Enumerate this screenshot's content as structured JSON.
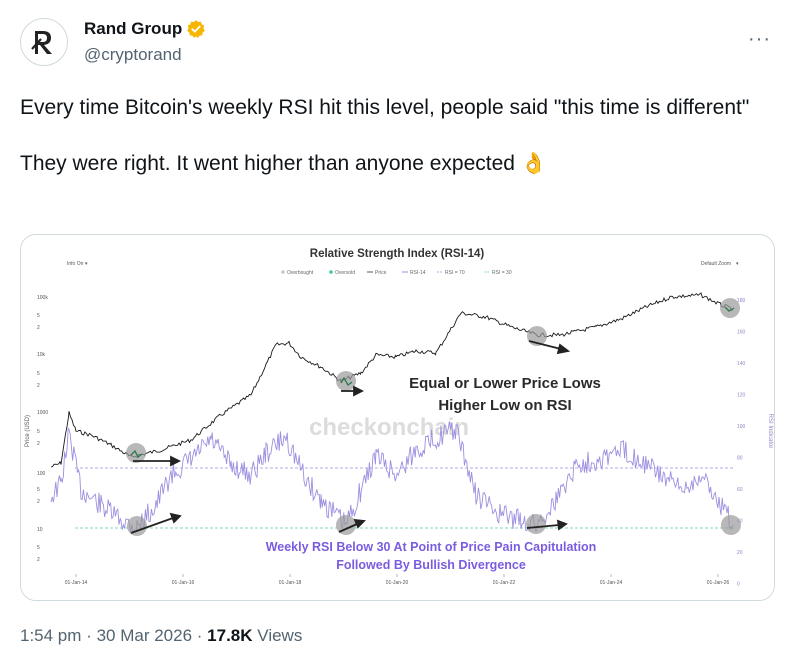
{
  "tweet": {
    "display_name": "Rand Group",
    "handle": "@cryptorand",
    "text": "Every time Bitcoin's weekly RSI hit this level, people said \"this time is different\"\n\nThey were right. It went higher than anyone expected 👌",
    "more_label": "···",
    "icons": {
      "avatar": "rand-logo",
      "verified": "verified-badge-icon",
      "more": "more-icon"
    },
    "colors": {
      "verified": "#f7b500",
      "text": "#0f1419",
      "secondary": "#536471",
      "border": "#cfd9de"
    }
  },
  "meta": {
    "time": "1:54 pm",
    "date": "30 Mar 2026",
    "views_count": "17.8K",
    "views_label": "Views",
    "sep": "·"
  },
  "chart_image": {
    "title": "Relative Strength Index (RSI-14)",
    "info_toggle": "Info On",
    "zoom_toggle": "Default Zoom",
    "legend": [
      "Overbought",
      "Oversold",
      "Price",
      "RSI-14",
      "RSI = 70",
      "RSI = 30"
    ],
    "watermark": "checkonchain",
    "annotation_1_line1": "Equal or Lower Price Lows",
    "annotation_1_line2": "Higher Low on RSI",
    "annotation_2_line1": "Weekly RSI Below 30 At Point of Price Pain Capitulation",
    "annotation_2_line2": "Followed By Bullish Divergence",
    "y_left_label": "Price (USD)",
    "y_right_label": "RSI Indicator",
    "y_left_ticks": [
      "100k",
      "5",
      "2",
      "10k",
      "5",
      "2",
      "1000",
      "5",
      "2",
      "100",
      "5",
      "2",
      "10",
      "5",
      "2"
    ],
    "y_right_ticks": [
      "180",
      "160",
      "140",
      "120",
      "100",
      "80",
      "60",
      "40",
      "20",
      "0"
    ],
    "x_ticks": [
      "01-Jan-14",
      "01-Jan-16",
      "01-Jan-18",
      "01-Jan-20",
      "01-Jan-22",
      "01-Jan-24",
      "01-Jan-26"
    ],
    "colors": {
      "price": "#1a1a1a",
      "rsi": "#9e8fe0",
      "rsi70": "#b9a6e8",
      "rsi30": "#7fd6b8",
      "annotation_purple": "#7b5ce0",
      "circle": "#9a9a9a"
    }
  }
}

***

Extract the text of all the records above verbatim, excluding pictures.

Enumerate this screenshot's content as structured JSON.
{
  "tweet": {
    "display_name": "Rand Group",
    "handle": "@cryptorand",
    "text": "Every time Bitcoin's weekly RSI hit this level, people said \"this time is different\"\n\nThey were right. It went higher than anyone expected 👌",
    "more_label": "···",
    "icons": {
      "avatar": "rand-logo",
      "verified": "verified-badge-icon",
      "more": "more-icon"
    },
    "colors": {
      "verified": "#f7b500",
      "text": "#0f1419",
      "secondary": "#536471",
      "border": "#cfd9de"
    }
  },
  "meta": {
    "time": "1:54 pm",
    "date": "30 Mar 2026",
    "views_count": "17.8K",
    "views_label": "Views",
    "sep": "·"
  },
  "chart_image": {
    "title": "Relative Strength Index (RSI-14)",
    "info_toggle": "Info On",
    "zoom_toggle": "Default Zoom",
    "legend": [
      "Overbought",
      "Oversold",
      "Price",
      "RSI-14",
      "RSI = 70",
      "RSI = 30"
    ],
    "watermark": "checkonchain",
    "annotation_1_line1": "Equal or Lower Price Lows",
    "annotation_1_line2": "Higher Low on RSI",
    "annotation_2_line1": "Weekly RSI Below 30 At Point of Price Pain Capitulation",
    "annotation_2_line2": "Followed By Bullish Divergence",
    "y_left_label": "Price (USD)",
    "y_right_label": "RSI Indicator",
    "y_left_ticks": [
      "100k",
      "5",
      "2",
      "10k",
      "5",
      "2",
      "1000",
      "5",
      "2",
      "100",
      "5",
      "2",
      "10",
      "5",
      "2"
    ],
    "y_right_ticks": [
      "180",
      "160",
      "140",
      "120",
      "100",
      "80",
      "60",
      "40",
      "20",
      "0"
    ],
    "x_ticks": [
      "01-Jan-14",
      "01-Jan-16",
      "01-Jan-18",
      "01-Jan-20",
      "01-Jan-22",
      "01-Jan-24",
      "01-Jan-26"
    ],
    "colors": {
      "price": "#1a1a1a",
      "rsi": "#9e8fe0",
      "rsi70": "#b9a6e8",
      "rsi30": "#7fd6b8",
      "annotation_purple": "#7b5ce0",
      "circle": "#9a9a9a"
    }
  }
}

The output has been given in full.